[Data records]
>> start

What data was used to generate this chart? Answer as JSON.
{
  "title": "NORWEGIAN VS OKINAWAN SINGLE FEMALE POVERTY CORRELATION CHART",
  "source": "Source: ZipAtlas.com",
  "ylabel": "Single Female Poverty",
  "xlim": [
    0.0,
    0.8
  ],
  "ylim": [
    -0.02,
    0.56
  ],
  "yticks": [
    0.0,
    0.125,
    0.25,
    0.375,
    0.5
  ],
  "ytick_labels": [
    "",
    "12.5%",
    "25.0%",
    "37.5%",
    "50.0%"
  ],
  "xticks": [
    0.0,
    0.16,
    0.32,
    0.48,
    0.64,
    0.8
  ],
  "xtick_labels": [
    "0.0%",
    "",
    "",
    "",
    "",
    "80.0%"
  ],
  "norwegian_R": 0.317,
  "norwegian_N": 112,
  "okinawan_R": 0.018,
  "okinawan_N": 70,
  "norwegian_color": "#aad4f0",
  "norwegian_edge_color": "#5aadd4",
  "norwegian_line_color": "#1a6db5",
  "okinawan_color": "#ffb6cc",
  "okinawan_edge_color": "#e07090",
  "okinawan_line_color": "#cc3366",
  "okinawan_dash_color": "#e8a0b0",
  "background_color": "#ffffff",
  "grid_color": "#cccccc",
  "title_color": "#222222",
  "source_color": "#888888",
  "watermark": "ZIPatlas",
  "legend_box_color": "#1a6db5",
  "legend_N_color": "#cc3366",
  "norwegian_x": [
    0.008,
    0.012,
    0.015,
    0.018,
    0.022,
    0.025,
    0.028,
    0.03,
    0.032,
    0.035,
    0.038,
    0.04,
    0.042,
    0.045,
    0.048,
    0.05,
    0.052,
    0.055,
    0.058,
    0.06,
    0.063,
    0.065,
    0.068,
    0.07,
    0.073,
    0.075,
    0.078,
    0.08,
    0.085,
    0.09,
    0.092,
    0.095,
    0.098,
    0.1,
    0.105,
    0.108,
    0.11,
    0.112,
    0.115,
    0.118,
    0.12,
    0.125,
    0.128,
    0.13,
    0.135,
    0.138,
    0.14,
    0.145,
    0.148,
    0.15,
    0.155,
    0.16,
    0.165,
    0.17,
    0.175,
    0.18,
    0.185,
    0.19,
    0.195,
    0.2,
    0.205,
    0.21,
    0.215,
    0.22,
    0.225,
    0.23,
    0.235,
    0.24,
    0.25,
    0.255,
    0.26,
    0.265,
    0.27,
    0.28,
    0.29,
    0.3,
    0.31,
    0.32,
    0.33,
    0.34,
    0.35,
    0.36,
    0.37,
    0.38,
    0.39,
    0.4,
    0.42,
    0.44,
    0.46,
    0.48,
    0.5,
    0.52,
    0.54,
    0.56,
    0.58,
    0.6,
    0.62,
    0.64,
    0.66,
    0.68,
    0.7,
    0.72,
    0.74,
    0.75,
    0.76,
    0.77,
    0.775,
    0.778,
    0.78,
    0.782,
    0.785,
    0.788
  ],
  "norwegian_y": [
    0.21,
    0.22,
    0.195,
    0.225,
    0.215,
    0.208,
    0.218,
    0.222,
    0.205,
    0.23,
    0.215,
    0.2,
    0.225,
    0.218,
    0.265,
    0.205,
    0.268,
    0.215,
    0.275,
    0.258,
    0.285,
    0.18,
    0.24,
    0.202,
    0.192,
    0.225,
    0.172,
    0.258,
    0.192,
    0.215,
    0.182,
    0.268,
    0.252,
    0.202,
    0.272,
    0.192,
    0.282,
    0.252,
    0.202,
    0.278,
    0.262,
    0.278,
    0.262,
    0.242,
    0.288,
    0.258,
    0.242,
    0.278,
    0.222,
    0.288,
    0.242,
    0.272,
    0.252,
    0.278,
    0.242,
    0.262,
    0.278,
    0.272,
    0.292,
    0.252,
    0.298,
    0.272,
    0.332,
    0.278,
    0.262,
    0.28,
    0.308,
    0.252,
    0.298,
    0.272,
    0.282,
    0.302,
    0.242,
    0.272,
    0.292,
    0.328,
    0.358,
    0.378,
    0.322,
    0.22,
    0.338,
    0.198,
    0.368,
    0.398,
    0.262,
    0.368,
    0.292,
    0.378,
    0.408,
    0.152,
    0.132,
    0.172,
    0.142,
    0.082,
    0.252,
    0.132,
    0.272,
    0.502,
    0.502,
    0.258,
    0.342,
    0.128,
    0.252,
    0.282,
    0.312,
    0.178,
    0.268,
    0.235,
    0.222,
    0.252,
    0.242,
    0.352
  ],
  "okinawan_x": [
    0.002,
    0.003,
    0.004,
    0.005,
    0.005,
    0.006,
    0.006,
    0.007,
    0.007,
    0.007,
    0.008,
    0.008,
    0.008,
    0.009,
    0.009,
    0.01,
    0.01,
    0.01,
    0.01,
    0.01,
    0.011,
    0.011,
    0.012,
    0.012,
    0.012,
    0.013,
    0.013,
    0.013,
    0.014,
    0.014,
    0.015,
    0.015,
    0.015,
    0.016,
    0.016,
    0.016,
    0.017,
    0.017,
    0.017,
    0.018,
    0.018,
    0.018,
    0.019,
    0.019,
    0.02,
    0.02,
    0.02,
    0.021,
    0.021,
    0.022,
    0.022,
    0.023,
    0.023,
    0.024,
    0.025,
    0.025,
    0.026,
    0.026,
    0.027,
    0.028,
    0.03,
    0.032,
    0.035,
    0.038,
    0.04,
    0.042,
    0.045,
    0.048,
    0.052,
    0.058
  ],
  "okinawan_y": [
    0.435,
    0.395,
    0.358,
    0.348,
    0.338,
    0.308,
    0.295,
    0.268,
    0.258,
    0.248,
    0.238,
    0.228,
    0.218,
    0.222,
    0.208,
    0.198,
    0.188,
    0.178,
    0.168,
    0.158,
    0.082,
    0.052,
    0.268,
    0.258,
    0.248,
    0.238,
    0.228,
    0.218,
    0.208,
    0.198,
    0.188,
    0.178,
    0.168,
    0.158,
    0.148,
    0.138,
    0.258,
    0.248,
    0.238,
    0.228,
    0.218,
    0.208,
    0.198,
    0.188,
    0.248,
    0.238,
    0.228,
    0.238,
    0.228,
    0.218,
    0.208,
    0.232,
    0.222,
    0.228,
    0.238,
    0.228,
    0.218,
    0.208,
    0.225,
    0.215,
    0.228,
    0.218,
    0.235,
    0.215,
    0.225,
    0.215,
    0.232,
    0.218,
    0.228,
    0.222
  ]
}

>> end

# Your instructions
All of the entries above should be written out again exactly.

# Result for this task
What data was used to generate this chart? Answer as JSON.
{
  "title": "NORWEGIAN VS OKINAWAN SINGLE FEMALE POVERTY CORRELATION CHART",
  "source": "Source: ZipAtlas.com",
  "ylabel": "Single Female Poverty",
  "xlim": [
    0.0,
    0.8
  ],
  "ylim": [
    -0.02,
    0.56
  ],
  "yticks": [
    0.0,
    0.125,
    0.25,
    0.375,
    0.5
  ],
  "ytick_labels": [
    "",
    "12.5%",
    "25.0%",
    "37.5%",
    "50.0%"
  ],
  "xticks": [
    0.0,
    0.16,
    0.32,
    0.48,
    0.64,
    0.8
  ],
  "xtick_labels": [
    "0.0%",
    "",
    "",
    "",
    "",
    "80.0%"
  ],
  "norwegian_R": 0.317,
  "norwegian_N": 112,
  "okinawan_R": 0.018,
  "okinawan_N": 70,
  "norwegian_color": "#aad4f0",
  "norwegian_edge_color": "#5aadd4",
  "norwegian_line_color": "#1a6db5",
  "okinawan_color": "#ffb6cc",
  "okinawan_edge_color": "#e07090",
  "okinawan_line_color": "#cc3366",
  "okinawan_dash_color": "#e8a0b0",
  "background_color": "#ffffff",
  "grid_color": "#cccccc",
  "title_color": "#222222",
  "source_color": "#888888",
  "watermark": "ZIPatlas",
  "legend_box_color": "#1a6db5",
  "legend_N_color": "#cc3366",
  "norwegian_x": [
    0.008,
    0.012,
    0.015,
    0.018,
    0.022,
    0.025,
    0.028,
    0.03,
    0.032,
    0.035,
    0.038,
    0.04,
    0.042,
    0.045,
    0.048,
    0.05,
    0.052,
    0.055,
    0.058,
    0.06,
    0.063,
    0.065,
    0.068,
    0.07,
    0.073,
    0.075,
    0.078,
    0.08,
    0.085,
    0.09,
    0.092,
    0.095,
    0.098,
    0.1,
    0.105,
    0.108,
    0.11,
    0.112,
    0.115,
    0.118,
    0.12,
    0.125,
    0.128,
    0.13,
    0.135,
    0.138,
    0.14,
    0.145,
    0.148,
    0.15,
    0.155,
    0.16,
    0.165,
    0.17,
    0.175,
    0.18,
    0.185,
    0.19,
    0.195,
    0.2,
    0.205,
    0.21,
    0.215,
    0.22,
    0.225,
    0.23,
    0.235,
    0.24,
    0.25,
    0.255,
    0.26,
    0.265,
    0.27,
    0.28,
    0.29,
    0.3,
    0.31,
    0.32,
    0.33,
    0.34,
    0.35,
    0.36,
    0.37,
    0.38,
    0.39,
    0.4,
    0.42,
    0.44,
    0.46,
    0.48,
    0.5,
    0.52,
    0.54,
    0.56,
    0.58,
    0.6,
    0.62,
    0.64,
    0.66,
    0.68,
    0.7,
    0.72,
    0.74,
    0.75,
    0.76,
    0.77,
    0.775,
    0.778,
    0.78,
    0.782,
    0.785,
    0.788
  ],
  "norwegian_y": [
    0.21,
    0.22,
    0.195,
    0.225,
    0.215,
    0.208,
    0.218,
    0.222,
    0.205,
    0.23,
    0.215,
    0.2,
    0.225,
    0.218,
    0.265,
    0.205,
    0.268,
    0.215,
    0.275,
    0.258,
    0.285,
    0.18,
    0.24,
    0.202,
    0.192,
    0.225,
    0.172,
    0.258,
    0.192,
    0.215,
    0.182,
    0.268,
    0.252,
    0.202,
    0.272,
    0.192,
    0.282,
    0.252,
    0.202,
    0.278,
    0.262,
    0.278,
    0.262,
    0.242,
    0.288,
    0.258,
    0.242,
    0.278,
    0.222,
    0.288,
    0.242,
    0.272,
    0.252,
    0.278,
    0.242,
    0.262,
    0.278,
    0.272,
    0.292,
    0.252,
    0.298,
    0.272,
    0.332,
    0.278,
    0.262,
    0.28,
    0.308,
    0.252,
    0.298,
    0.272,
    0.282,
    0.302,
    0.242,
    0.272,
    0.292,
    0.328,
    0.358,
    0.378,
    0.322,
    0.22,
    0.338,
    0.198,
    0.368,
    0.398,
    0.262,
    0.368,
    0.292,
    0.378,
    0.408,
    0.152,
    0.132,
    0.172,
    0.142,
    0.082,
    0.252,
    0.132,
    0.272,
    0.502,
    0.502,
    0.258,
    0.342,
    0.128,
    0.252,
    0.282,
    0.312,
    0.178,
    0.268,
    0.235,
    0.222,
    0.252,
    0.242,
    0.352
  ],
  "okinawan_x": [
    0.002,
    0.003,
    0.004,
    0.005,
    0.005,
    0.006,
    0.006,
    0.007,
    0.007,
    0.007,
    0.008,
    0.008,
    0.008,
    0.009,
    0.009,
    0.01,
    0.01,
    0.01,
    0.01,
    0.01,
    0.011,
    0.011,
    0.012,
    0.012,
    0.012,
    0.013,
    0.013,
    0.013,
    0.014,
    0.014,
    0.015,
    0.015,
    0.015,
    0.016,
    0.016,
    0.016,
    0.017,
    0.017,
    0.017,
    0.018,
    0.018,
    0.018,
    0.019,
    0.019,
    0.02,
    0.02,
    0.02,
    0.021,
    0.021,
    0.022,
    0.022,
    0.023,
    0.023,
    0.024,
    0.025,
    0.025,
    0.026,
    0.026,
    0.027,
    0.028,
    0.03,
    0.032,
    0.035,
    0.038,
    0.04,
    0.042,
    0.045,
    0.048,
    0.052,
    0.058
  ],
  "okinawan_y": [
    0.435,
    0.395,
    0.358,
    0.348,
    0.338,
    0.308,
    0.295,
    0.268,
    0.258,
    0.248,
    0.238,
    0.228,
    0.218,
    0.222,
    0.208,
    0.198,
    0.188,
    0.178,
    0.168,
    0.158,
    0.082,
    0.052,
    0.268,
    0.258,
    0.248,
    0.238,
    0.228,
    0.218,
    0.208,
    0.198,
    0.188,
    0.178,
    0.168,
    0.158,
    0.148,
    0.138,
    0.258,
    0.248,
    0.238,
    0.228,
    0.218,
    0.208,
    0.198,
    0.188,
    0.248,
    0.238,
    0.228,
    0.238,
    0.228,
    0.218,
    0.208,
    0.232,
    0.222,
    0.228,
    0.238,
    0.228,
    0.218,
    0.208,
    0.225,
    0.215,
    0.228,
    0.218,
    0.235,
    0.215,
    0.225,
    0.215,
    0.232,
    0.218,
    0.228,
    0.222
  ]
}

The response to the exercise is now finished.